Filter the entries that follow, copying every line in which the word "this" appears.

#### DATA EXTRACT ####

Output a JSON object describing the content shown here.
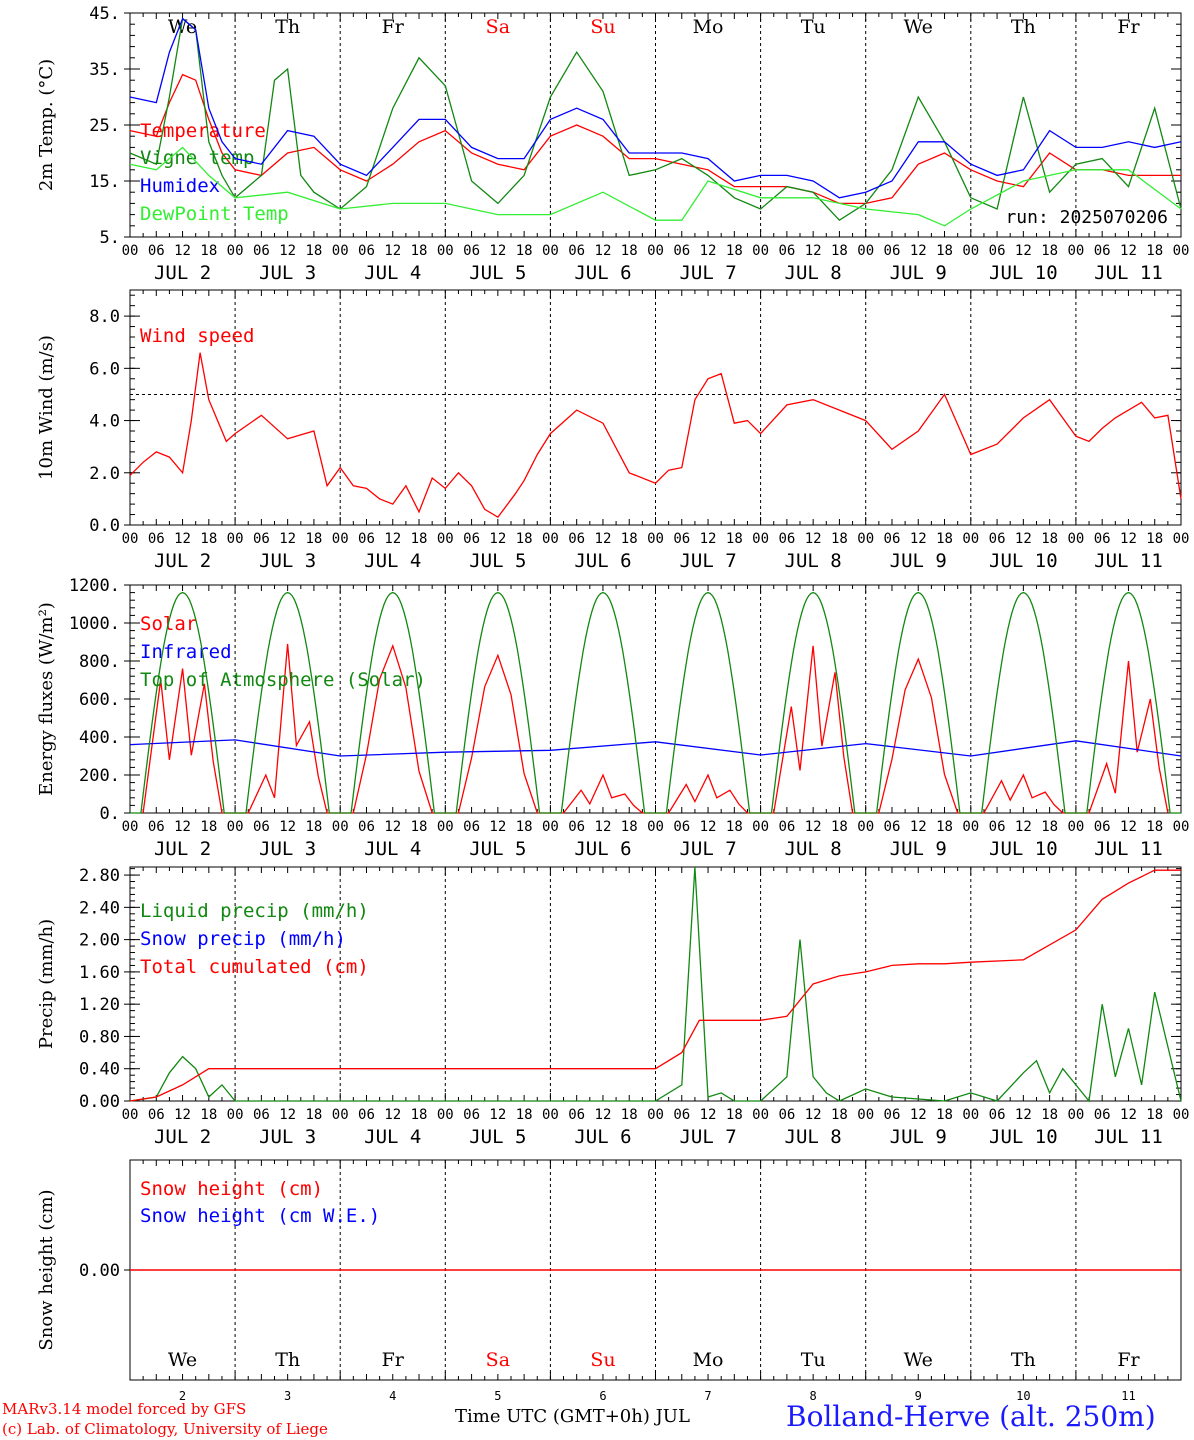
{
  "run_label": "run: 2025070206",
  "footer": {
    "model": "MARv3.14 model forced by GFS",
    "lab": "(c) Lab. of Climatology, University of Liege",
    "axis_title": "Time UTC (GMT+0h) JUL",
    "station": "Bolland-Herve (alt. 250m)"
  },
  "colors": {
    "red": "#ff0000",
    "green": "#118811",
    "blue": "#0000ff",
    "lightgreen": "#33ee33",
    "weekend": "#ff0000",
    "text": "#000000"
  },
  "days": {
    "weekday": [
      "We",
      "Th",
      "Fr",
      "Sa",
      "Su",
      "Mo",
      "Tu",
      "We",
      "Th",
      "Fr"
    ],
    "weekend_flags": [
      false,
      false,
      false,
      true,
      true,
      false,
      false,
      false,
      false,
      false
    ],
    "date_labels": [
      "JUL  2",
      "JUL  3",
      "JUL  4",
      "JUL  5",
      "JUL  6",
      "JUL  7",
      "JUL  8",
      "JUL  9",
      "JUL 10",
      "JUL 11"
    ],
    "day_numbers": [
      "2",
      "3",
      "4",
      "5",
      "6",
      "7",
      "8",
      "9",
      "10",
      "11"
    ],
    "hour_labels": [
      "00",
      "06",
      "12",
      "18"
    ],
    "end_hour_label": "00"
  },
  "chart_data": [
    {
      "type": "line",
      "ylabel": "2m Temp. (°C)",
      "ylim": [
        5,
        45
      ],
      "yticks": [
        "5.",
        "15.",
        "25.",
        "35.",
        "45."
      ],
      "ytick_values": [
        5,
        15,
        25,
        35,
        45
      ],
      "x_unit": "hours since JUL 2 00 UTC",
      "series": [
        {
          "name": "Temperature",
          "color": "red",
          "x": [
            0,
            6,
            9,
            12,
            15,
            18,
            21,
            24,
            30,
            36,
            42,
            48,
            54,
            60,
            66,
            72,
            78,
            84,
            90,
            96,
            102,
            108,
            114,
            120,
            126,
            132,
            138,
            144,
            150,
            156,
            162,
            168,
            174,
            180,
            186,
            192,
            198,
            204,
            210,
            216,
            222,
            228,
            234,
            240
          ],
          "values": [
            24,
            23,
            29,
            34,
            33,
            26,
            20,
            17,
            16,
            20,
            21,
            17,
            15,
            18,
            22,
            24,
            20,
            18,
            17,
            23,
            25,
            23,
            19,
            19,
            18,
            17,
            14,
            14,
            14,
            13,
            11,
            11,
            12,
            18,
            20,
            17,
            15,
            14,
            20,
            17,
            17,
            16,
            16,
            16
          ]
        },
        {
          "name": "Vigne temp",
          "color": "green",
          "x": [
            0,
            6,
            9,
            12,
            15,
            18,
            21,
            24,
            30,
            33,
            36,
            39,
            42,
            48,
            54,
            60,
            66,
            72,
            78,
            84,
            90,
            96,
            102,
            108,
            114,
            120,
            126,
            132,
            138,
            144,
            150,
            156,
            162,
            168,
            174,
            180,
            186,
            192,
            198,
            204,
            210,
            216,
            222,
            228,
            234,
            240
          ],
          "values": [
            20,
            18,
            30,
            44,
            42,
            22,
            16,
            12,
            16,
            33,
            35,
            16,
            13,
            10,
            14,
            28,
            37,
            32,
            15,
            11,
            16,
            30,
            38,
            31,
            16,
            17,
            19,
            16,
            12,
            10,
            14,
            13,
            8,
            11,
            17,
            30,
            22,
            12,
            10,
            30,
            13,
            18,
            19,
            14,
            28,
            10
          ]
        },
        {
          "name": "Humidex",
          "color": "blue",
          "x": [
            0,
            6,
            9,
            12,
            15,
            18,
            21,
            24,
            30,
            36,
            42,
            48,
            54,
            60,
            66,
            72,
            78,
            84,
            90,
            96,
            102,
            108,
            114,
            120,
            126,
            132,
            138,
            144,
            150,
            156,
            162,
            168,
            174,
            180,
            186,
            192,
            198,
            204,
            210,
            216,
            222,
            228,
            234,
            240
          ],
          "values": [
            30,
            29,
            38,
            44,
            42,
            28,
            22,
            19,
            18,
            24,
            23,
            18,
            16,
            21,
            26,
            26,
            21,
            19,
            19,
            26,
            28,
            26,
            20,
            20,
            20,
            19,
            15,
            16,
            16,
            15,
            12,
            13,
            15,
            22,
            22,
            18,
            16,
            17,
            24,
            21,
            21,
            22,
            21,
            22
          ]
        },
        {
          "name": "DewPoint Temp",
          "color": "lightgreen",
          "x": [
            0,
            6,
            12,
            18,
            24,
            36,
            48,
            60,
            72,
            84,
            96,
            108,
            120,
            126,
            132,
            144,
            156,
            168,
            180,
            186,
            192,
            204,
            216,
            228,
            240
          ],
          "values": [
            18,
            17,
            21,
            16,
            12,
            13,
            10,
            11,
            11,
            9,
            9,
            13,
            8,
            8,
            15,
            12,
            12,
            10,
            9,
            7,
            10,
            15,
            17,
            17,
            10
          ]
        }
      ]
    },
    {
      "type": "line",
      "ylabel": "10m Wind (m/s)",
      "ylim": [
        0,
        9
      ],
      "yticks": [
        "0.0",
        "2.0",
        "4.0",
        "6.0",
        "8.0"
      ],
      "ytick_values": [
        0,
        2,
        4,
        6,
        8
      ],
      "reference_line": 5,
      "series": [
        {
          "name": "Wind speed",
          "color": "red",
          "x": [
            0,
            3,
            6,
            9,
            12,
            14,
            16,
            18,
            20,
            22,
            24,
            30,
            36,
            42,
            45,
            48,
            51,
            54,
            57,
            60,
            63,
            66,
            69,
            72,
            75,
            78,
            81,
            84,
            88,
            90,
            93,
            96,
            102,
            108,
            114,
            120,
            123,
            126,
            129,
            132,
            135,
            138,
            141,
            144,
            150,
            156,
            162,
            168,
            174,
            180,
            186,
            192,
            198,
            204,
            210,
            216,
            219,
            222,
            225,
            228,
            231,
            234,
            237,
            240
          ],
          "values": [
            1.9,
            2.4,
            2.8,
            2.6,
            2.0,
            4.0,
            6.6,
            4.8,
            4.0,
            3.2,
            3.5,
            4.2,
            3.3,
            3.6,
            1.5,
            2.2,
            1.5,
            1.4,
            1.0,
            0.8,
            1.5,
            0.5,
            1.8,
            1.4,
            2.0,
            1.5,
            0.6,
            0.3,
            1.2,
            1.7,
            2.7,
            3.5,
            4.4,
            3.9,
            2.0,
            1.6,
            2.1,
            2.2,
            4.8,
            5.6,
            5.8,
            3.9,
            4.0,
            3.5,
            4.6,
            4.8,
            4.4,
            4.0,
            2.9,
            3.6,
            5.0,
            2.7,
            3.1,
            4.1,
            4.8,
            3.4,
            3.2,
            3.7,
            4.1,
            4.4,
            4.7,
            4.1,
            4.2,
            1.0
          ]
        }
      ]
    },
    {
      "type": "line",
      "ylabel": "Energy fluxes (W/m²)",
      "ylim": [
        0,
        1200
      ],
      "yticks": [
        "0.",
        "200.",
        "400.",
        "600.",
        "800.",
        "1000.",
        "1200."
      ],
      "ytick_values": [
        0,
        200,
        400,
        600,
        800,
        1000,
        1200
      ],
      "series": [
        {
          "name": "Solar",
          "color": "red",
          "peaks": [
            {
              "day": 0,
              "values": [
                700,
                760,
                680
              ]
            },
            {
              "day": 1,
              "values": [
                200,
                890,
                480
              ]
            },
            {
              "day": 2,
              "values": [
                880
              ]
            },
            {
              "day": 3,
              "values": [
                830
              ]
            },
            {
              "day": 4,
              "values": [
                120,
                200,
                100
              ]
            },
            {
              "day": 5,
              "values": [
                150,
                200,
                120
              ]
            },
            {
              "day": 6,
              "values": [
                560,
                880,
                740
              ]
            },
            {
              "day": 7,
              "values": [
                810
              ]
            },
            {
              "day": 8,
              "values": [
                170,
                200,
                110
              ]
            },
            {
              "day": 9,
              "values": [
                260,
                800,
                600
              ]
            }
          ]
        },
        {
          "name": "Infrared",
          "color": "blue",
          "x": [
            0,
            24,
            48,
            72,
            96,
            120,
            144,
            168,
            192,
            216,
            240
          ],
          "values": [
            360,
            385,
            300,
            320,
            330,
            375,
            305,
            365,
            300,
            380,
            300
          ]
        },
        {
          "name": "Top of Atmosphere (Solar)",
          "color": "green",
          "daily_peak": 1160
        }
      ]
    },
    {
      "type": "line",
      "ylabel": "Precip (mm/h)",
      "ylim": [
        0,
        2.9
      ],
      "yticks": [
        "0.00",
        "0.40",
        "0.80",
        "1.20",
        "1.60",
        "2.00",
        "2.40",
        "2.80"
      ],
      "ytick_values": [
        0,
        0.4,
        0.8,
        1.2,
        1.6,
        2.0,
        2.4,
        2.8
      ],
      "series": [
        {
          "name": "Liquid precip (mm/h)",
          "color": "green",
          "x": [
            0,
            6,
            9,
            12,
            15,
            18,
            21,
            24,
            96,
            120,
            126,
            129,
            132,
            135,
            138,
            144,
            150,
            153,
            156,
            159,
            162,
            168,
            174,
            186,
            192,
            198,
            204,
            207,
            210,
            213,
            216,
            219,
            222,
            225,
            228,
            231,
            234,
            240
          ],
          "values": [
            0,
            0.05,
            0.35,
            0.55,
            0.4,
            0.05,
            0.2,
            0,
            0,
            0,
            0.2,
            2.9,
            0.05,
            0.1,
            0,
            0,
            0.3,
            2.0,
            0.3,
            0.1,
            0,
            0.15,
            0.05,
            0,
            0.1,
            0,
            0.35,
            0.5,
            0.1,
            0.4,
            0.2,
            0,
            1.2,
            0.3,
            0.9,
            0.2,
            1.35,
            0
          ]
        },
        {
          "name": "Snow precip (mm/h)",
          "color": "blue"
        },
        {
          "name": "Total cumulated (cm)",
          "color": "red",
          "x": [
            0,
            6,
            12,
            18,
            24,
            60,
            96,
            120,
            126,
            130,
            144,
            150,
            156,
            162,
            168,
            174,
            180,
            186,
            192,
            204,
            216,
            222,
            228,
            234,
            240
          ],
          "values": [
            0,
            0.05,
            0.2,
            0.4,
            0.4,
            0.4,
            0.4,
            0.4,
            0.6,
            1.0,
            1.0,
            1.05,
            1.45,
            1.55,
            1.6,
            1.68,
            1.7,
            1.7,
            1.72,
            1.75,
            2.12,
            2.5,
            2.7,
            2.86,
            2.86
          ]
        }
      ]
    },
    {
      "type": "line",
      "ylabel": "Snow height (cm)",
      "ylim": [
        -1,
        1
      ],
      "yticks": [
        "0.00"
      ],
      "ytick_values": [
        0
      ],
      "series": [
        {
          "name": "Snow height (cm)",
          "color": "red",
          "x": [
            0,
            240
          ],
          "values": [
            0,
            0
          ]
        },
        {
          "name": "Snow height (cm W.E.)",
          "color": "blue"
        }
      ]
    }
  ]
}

####
#### DATA EXTRACT ####

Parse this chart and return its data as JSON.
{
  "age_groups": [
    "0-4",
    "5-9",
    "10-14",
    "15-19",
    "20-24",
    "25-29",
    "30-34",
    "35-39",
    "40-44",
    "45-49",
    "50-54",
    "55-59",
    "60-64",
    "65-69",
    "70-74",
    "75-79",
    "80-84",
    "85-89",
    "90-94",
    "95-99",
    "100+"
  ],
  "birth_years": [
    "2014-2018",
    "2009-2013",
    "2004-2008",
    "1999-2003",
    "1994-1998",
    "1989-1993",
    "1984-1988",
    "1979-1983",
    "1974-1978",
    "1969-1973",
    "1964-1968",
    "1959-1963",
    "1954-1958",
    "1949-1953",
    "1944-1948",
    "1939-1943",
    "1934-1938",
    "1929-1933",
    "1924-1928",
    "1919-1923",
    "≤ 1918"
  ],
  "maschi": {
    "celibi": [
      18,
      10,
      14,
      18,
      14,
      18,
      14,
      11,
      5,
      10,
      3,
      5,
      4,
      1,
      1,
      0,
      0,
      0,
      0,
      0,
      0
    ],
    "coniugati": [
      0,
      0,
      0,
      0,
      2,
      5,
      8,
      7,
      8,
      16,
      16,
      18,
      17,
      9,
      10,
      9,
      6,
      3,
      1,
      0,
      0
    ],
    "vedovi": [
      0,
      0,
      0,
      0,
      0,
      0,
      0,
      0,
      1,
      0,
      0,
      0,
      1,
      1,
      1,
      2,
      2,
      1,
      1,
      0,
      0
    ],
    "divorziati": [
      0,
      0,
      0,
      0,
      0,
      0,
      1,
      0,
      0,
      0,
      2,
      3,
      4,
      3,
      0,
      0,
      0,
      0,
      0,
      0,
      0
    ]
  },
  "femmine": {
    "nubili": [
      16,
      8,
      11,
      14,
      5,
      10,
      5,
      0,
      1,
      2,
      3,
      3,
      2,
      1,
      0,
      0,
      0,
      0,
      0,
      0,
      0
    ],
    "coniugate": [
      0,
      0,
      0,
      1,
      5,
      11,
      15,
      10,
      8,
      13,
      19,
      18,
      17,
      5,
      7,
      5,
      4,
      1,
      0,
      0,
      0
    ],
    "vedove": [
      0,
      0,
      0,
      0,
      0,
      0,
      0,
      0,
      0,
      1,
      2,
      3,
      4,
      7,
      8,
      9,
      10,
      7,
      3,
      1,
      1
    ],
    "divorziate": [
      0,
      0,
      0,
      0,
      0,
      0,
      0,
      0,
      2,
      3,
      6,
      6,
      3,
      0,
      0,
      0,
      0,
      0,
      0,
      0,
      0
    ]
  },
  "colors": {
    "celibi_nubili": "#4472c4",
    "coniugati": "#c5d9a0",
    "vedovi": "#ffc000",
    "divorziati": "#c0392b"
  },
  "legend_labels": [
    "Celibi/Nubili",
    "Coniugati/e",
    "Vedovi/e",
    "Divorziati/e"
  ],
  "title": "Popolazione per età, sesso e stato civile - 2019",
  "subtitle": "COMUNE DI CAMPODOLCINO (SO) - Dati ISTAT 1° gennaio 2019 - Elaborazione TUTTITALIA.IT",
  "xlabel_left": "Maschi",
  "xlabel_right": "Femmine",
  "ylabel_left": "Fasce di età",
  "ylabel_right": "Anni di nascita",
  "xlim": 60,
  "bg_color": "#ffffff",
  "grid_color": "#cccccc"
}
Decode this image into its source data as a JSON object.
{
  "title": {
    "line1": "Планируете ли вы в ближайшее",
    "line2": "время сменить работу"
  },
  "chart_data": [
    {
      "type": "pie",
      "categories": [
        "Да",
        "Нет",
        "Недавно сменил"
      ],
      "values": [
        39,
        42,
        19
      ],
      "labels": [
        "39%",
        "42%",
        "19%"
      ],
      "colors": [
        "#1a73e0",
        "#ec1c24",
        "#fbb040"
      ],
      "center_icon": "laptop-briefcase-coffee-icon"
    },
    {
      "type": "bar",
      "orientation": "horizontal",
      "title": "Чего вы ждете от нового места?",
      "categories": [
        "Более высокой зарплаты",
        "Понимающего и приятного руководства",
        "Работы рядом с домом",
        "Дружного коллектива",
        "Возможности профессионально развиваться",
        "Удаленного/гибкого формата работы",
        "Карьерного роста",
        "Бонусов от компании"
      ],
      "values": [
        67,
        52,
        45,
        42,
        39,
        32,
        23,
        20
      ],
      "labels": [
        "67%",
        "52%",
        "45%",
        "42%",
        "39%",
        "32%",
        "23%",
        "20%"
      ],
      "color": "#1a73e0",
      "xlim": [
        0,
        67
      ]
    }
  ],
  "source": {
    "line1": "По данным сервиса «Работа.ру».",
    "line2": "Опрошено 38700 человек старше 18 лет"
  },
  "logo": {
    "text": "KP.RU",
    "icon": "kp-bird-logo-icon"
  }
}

####
#### DATA EXTRACT ####

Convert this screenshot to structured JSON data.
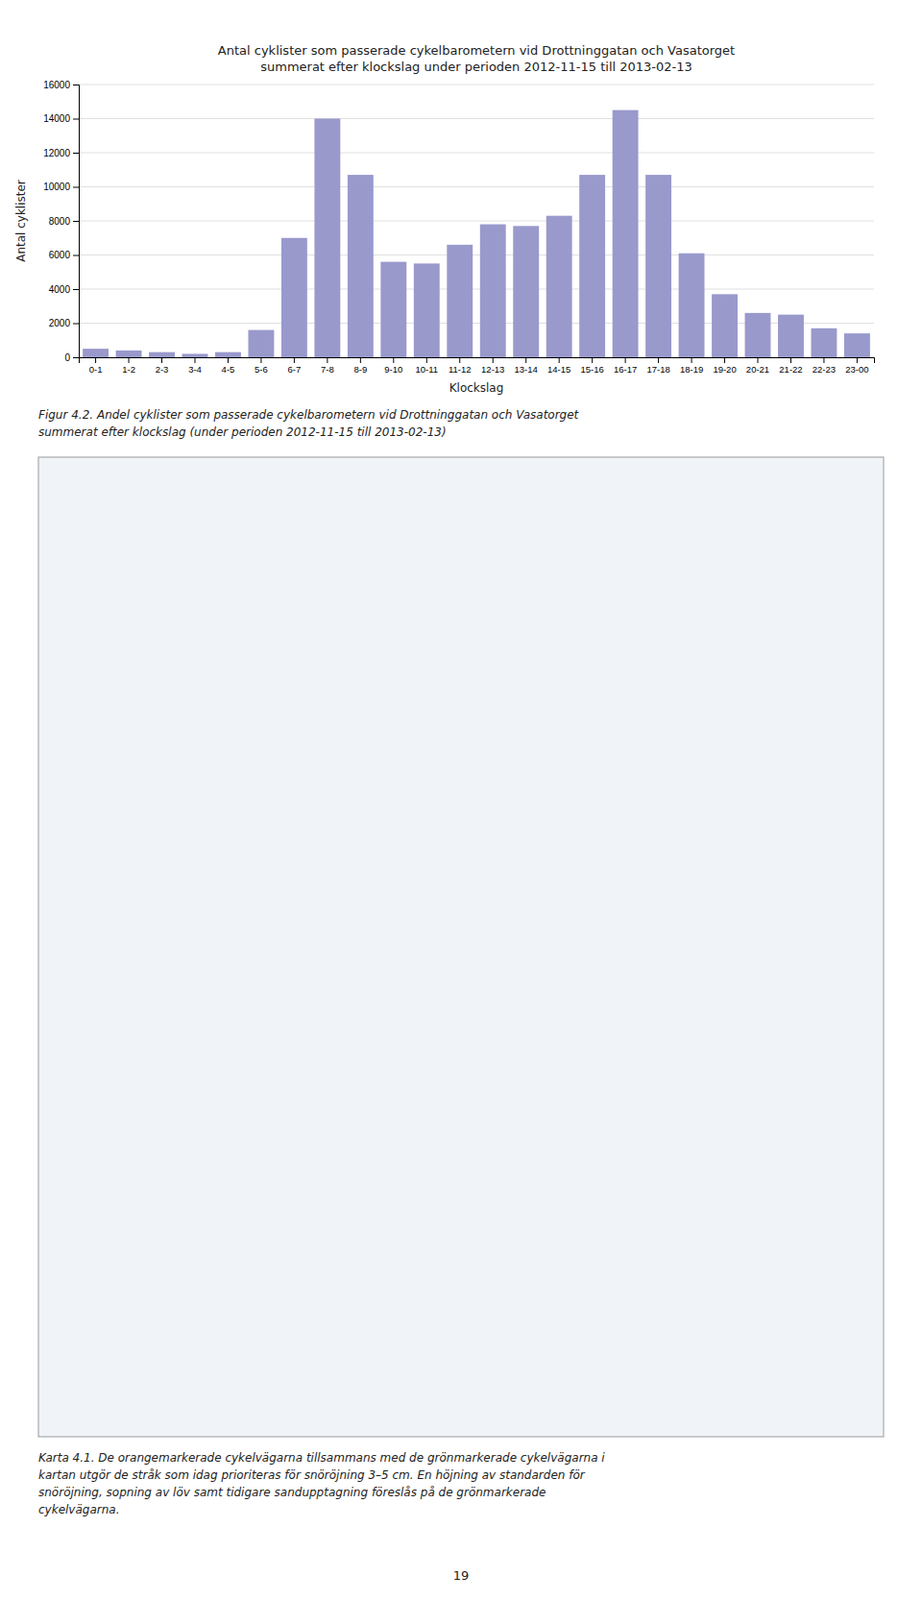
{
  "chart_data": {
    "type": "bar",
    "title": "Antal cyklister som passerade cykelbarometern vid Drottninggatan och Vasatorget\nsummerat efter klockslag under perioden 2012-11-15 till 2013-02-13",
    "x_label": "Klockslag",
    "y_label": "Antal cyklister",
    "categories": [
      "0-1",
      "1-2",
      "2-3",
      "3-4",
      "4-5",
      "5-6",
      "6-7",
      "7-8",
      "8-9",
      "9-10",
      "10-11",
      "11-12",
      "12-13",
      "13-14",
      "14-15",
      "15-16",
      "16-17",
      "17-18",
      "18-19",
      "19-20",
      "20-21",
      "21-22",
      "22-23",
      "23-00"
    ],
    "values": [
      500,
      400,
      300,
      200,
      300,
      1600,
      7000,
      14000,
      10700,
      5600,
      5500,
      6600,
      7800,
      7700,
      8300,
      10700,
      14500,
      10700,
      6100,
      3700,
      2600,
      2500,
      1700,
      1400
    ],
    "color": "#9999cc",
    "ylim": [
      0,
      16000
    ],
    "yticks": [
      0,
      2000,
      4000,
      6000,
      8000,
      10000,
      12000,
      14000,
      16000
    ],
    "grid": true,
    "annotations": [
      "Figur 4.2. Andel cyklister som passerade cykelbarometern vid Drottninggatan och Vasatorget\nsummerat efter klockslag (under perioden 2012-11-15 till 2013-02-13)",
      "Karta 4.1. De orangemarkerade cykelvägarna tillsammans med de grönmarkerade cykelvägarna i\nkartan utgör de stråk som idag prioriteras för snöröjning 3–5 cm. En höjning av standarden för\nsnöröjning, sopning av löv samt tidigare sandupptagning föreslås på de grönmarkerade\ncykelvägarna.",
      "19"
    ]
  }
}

####

### [RESULT OF THE TASK]
Parse this chart and return its data as JSON.
Decode this image into its source data as a JSON object.
Convert this screenshot to structured JSON data.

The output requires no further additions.